• Required work:
Copy every record below exactly.

-----

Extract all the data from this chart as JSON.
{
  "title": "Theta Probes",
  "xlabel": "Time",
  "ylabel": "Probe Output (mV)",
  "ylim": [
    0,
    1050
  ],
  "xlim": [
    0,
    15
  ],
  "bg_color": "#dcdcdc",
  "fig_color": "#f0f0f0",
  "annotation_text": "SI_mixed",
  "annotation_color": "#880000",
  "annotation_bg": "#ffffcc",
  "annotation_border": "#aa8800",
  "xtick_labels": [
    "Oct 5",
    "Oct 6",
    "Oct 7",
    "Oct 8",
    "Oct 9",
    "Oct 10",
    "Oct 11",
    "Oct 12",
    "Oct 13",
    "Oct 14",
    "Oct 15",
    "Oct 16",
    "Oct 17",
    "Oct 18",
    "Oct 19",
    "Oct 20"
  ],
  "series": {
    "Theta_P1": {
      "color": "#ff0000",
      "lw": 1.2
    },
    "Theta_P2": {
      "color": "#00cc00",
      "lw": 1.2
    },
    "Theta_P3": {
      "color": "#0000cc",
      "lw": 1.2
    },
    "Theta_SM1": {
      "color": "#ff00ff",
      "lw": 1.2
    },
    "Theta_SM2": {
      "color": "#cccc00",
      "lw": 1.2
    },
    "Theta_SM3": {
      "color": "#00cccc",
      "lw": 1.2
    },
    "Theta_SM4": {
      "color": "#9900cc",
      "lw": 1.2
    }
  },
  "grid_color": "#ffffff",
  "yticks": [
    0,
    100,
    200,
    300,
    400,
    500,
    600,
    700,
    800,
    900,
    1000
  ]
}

-----

• Solution to this exercise:
Extract all the data from this chart as JSON.
{
  "title": "Theta Probes",
  "xlabel": "Time",
  "ylabel": "Probe Output (mV)",
  "ylim": [
    0,
    1050
  ],
  "xlim": [
    0,
    15
  ],
  "bg_color": "#dcdcdc",
  "fig_color": "#f0f0f0",
  "annotation_text": "SI_mixed",
  "annotation_color": "#880000",
  "annotation_bg": "#ffffcc",
  "annotation_border": "#aa8800",
  "xtick_labels": [
    "Oct 5",
    "Oct 6",
    "Oct 7",
    "Oct 8",
    "Oct 9",
    "Oct 10",
    "Oct 11",
    "Oct 12",
    "Oct 13",
    "Oct 14",
    "Oct 15",
    "Oct 16",
    "Oct 17",
    "Oct 18",
    "Oct 19",
    "Oct 20"
  ],
  "series": {
    "Theta_P1": {
      "color": "#ff0000",
      "lw": 1.2
    },
    "Theta_P2": {
      "color": "#00cc00",
      "lw": 1.2
    },
    "Theta_P3": {
      "color": "#0000cc",
      "lw": 1.2
    },
    "Theta_SM1": {
      "color": "#ff00ff",
      "lw": 1.2
    },
    "Theta_SM2": {
      "color": "#cccc00",
      "lw": 1.2
    },
    "Theta_SM3": {
      "color": "#00cccc",
      "lw": 1.2
    },
    "Theta_SM4": {
      "color": "#9900cc",
      "lw": 1.2
    }
  },
  "grid_color": "#ffffff",
  "yticks": [
    0,
    100,
    200,
    300,
    400,
    500,
    600,
    700,
    800,
    900,
    1000
  ]
}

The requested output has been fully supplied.